▸ **Set exercise**: Pull out the rows from the first one through the line containing "- staticText: Submit: [299, 12, 350, 32]", inclusive, and copy them character for character.

▸ **Data**:

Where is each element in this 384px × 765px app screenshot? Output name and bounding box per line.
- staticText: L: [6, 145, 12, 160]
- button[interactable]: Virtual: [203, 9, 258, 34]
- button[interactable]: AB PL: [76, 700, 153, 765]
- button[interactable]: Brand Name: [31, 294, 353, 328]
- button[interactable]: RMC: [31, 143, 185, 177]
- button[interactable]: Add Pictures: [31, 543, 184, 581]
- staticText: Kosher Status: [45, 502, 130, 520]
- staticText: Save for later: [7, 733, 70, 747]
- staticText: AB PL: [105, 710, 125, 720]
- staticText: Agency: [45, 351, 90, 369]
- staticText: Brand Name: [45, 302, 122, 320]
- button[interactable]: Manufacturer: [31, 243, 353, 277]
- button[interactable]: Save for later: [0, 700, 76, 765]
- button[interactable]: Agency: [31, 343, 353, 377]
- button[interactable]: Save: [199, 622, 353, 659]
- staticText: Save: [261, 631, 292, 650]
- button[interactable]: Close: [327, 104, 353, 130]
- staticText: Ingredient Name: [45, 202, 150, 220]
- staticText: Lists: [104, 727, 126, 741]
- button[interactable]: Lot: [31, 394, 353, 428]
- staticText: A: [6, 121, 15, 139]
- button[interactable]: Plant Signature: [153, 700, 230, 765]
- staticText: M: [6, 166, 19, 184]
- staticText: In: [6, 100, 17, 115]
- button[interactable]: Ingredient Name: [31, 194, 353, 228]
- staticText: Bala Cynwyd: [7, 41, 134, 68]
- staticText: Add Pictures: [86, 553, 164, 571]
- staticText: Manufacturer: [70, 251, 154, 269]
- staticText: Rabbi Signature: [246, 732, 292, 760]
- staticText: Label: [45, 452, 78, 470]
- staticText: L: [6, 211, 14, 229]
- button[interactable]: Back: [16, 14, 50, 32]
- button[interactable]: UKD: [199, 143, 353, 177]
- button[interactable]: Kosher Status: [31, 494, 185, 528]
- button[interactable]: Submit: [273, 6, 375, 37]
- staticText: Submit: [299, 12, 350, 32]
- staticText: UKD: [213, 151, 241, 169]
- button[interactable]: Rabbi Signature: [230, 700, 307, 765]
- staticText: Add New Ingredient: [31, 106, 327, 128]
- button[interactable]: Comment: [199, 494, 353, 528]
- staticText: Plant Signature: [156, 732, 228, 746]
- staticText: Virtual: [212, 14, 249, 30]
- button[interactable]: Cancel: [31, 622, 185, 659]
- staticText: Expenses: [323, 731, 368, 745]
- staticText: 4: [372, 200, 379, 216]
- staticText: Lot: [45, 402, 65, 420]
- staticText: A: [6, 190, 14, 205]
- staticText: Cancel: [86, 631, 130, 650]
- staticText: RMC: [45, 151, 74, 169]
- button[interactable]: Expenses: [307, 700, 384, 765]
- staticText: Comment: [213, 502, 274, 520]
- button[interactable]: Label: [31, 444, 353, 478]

▸ **Result of the exercise**:
Where is each element in this 384px × 765px app screenshot? Output name and bounding box per line.
- staticText: L: [6, 145, 12, 160]
- button[interactable]: Virtual: [203, 9, 258, 34]
- button[interactable]: AB PL: [76, 700, 153, 765]
- button[interactable]: Brand Name: [31, 294, 353, 328]
- button[interactable]: RMC: [31, 143, 185, 177]
- button[interactable]: Add Pictures: [31, 543, 184, 581]
- staticText: Kosher Status: [45, 502, 130, 520]
- staticText: Save for later: [7, 733, 70, 747]
- staticText: AB PL: [105, 710, 125, 720]
- staticText: Agency: [45, 351, 90, 369]
- staticText: Brand Name: [45, 302, 122, 320]
- button[interactable]: Manufacturer: [31, 243, 353, 277]
- button[interactable]: Save for later: [0, 700, 76, 765]
- button[interactable]: Agency: [31, 343, 353, 377]
- button[interactable]: Save: [199, 622, 353, 659]
- staticText: Save: [261, 631, 292, 650]
- button[interactable]: Close: [327, 104, 353, 130]
- staticText: Ingredient Name: [45, 202, 150, 220]
- staticText: Lists: [104, 727, 126, 741]
- button[interactable]: Lot: [31, 394, 353, 428]
- staticText: A: [6, 121, 15, 139]
- button[interactable]: Plant Signature: [153, 700, 230, 765]
- staticText: M: [6, 166, 19, 184]
- staticText: In: [6, 100, 17, 115]
- button[interactable]: Ingredient Name: [31, 194, 353, 228]
- staticText: Bala Cynwyd: [7, 41, 134, 68]
- staticText: Add Pictures: [86, 553, 164, 571]
- staticText: Manufacturer: [70, 251, 154, 269]
- staticText: Rabbi Signature: [246, 732, 292, 760]
- staticText: Label: [45, 452, 78, 470]
- staticText: L: [6, 211, 14, 229]
- button[interactable]: Back: [16, 14, 50, 32]
- button[interactable]: UKD: [199, 143, 353, 177]
- button[interactable]: Kosher Status: [31, 494, 185, 528]
- button[interactable]: Submit: [273, 6, 375, 37]
- staticText: Submit: [299, 12, 350, 32]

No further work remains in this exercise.